### LISTED ENTRIES
· · · · · · ·

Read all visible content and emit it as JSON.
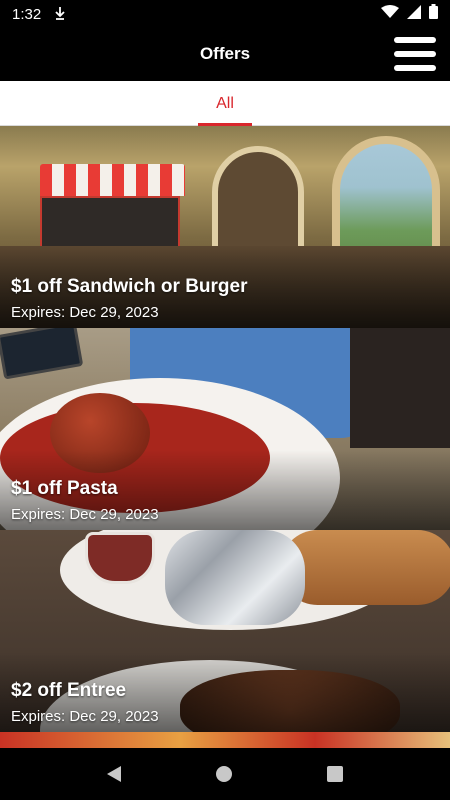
{
  "status_bar": {
    "time": "1:32"
  },
  "app_bar": {
    "title": "Offers"
  },
  "tabs": [
    {
      "label": "All",
      "selected": true
    }
  ],
  "offers": [
    {
      "title": "$1 off Sandwich or Burger",
      "expiry": "Expires: Dec 29, 2023"
    },
    {
      "title": "$1 off Pasta",
      "expiry": "Expires: Dec 29, 2023"
    },
    {
      "title": "$2 off Entree",
      "expiry": "Expires: Dec 29, 2023"
    }
  ],
  "colors": {
    "accent": "#d9262c",
    "bar_background": "#000000",
    "tab_background": "#ffffff"
  },
  "icons": {
    "status_left": "download-icon",
    "wifi": "wifi-icon",
    "signal": "signal-icon",
    "battery": "battery-icon",
    "menu": "hamburger-menu-icon",
    "nav_back": "back-icon",
    "nav_home": "home-icon",
    "nav_recent": "recent-apps-icon"
  }
}
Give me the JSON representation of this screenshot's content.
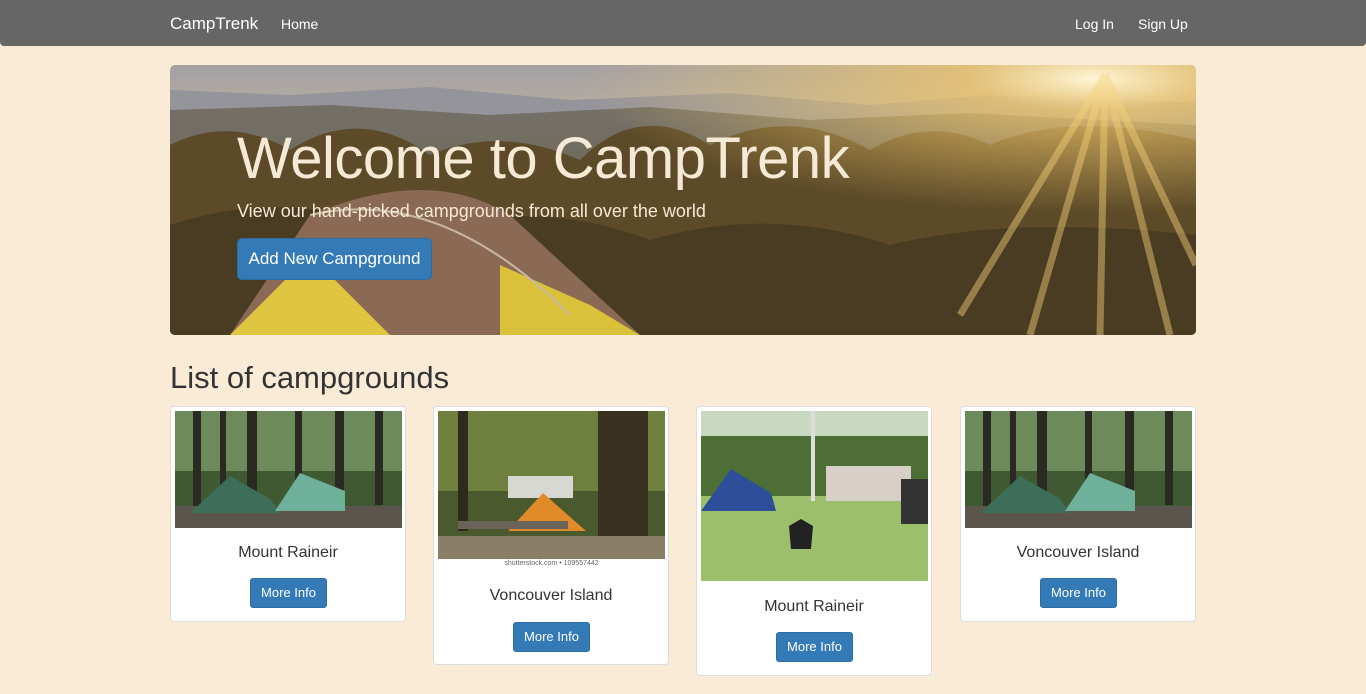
{
  "navbar": {
    "brand": "CampTrenk",
    "home": "Home",
    "login": "Log In",
    "signup": "Sign Up"
  },
  "hero": {
    "title": "Welcome to CampTrenk",
    "subtitle": "View our hand-picked campgrounds from all over the world",
    "button": "Add New Campground"
  },
  "list": {
    "title": "List of campgrounds",
    "cards": [
      {
        "name": "Mount Raineir",
        "button": "More Info"
      },
      {
        "name": "Voncouver Island",
        "button": "More Info",
        "caption": "shutterstock.com • 109557442"
      },
      {
        "name": "Mount Raineir",
        "button": "More Info"
      },
      {
        "name": "Voncouver Island",
        "button": "More Info"
      }
    ]
  },
  "colors": {
    "background": "#faebd7",
    "navbar": "#666666",
    "primary": "#337ab7",
    "hero_text": "#f6ead6"
  }
}
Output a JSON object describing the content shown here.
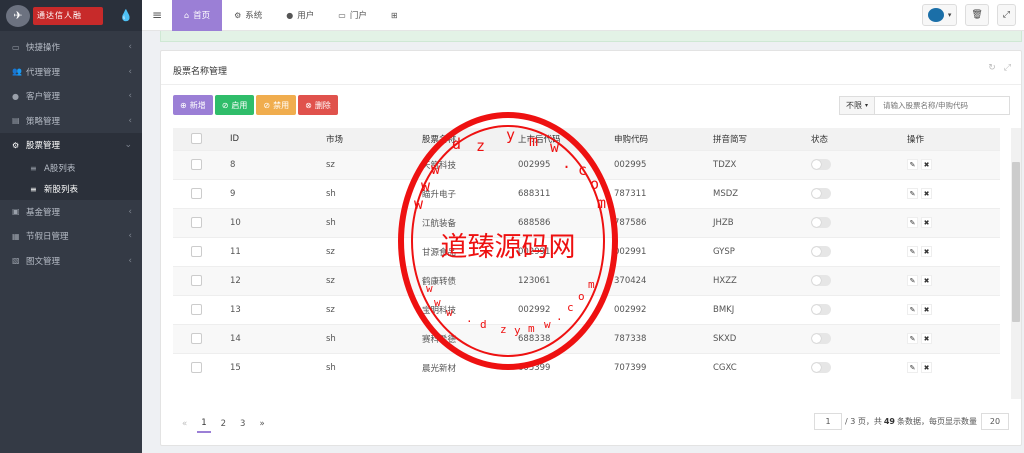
{
  "sidebar": {
    "logo_text": "通达信人融",
    "items": [
      {
        "label": "快捷操作",
        "icon": "folder-icon"
      },
      {
        "label": "代理管理",
        "icon": "users-icon"
      },
      {
        "label": "客户管理",
        "icon": "user-icon"
      },
      {
        "label": "策略管理",
        "icon": "strategy-icon"
      },
      {
        "label": "股票管理",
        "icon": "cogs-icon"
      },
      {
        "label": "A股列表"
      },
      {
        "label": "新股列表"
      },
      {
        "label": "基金管理",
        "icon": "fund-icon"
      },
      {
        "label": "节假日管理",
        "icon": "calendar-icon"
      },
      {
        "label": "图文管理",
        "icon": "image-icon"
      }
    ]
  },
  "topbar": {
    "tabs": [
      {
        "label": "首页"
      },
      {
        "label": "系统"
      },
      {
        "label": "用户"
      },
      {
        "label": "门户"
      }
    ]
  },
  "panel": {
    "title": "股票名称管理",
    "buttons": {
      "add": "新增",
      "enable": "启用",
      "disable": "禁用",
      "delete": "删除"
    },
    "filter_label": "不限",
    "search_placeholder": "请输入股票名称/申购代码"
  },
  "table": {
    "headers": [
      "ID",
      "市场",
      "股票名称",
      "上市后代码",
      "申购代码",
      "拼音简写",
      "状态",
      "操作"
    ],
    "rows": [
      {
        "id": "8",
        "market": "sz",
        "name": "天箭科技",
        "code": "002995",
        "apply": "002995",
        "pinyin": "TDZX"
      },
      {
        "id": "9",
        "market": "sh",
        "name": "瞄升电子",
        "code": "688311",
        "apply": "787311",
        "pinyin": "MSDZ"
      },
      {
        "id": "10",
        "market": "sh",
        "name": "江航装备",
        "code": "688586",
        "apply": "787586",
        "pinyin": "JHZB"
      },
      {
        "id": "11",
        "market": "sz",
        "name": "甘源食品",
        "code": "002991",
        "apply": "002991",
        "pinyin": "GYSP"
      },
      {
        "id": "12",
        "market": "sz",
        "name": "鹤康转债",
        "code": "123061",
        "apply": "370424",
        "pinyin": "HXZZ"
      },
      {
        "id": "13",
        "market": "sz",
        "name": "宝明科技",
        "code": "002992",
        "apply": "002992",
        "pinyin": "BMKJ"
      },
      {
        "id": "14",
        "market": "sh",
        "name": "赛科希德",
        "code": "688338",
        "apply": "787338",
        "pinyin": "SKXD"
      },
      {
        "id": "15",
        "market": "sh",
        "name": "晨光新材",
        "code": "605399",
        "apply": "707399",
        "pinyin": "CGXC"
      }
    ]
  },
  "pagination": {
    "pages": [
      "«",
      "1",
      "2",
      "3",
      "»"
    ],
    "current_page": "1",
    "info_pre": "/ 3 页，共",
    "total": "49",
    "info_post": "条数据，每页显示数量",
    "page_size": "20"
  },
  "watermark": {
    "site": "道臻源码网",
    "url": "www.dzymw.com"
  }
}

· · · · · · ·

### TASK GOAL
Pick out each line in the material containing "code".

### RESPONSE TO THIS EXERCISE
        "code": "002995",
        "code": "688311",
        "code": "688586",
        "code": "002991",
        "code": "123061",
        "code": "002992",
        "code": "688338",
        "code": "605399",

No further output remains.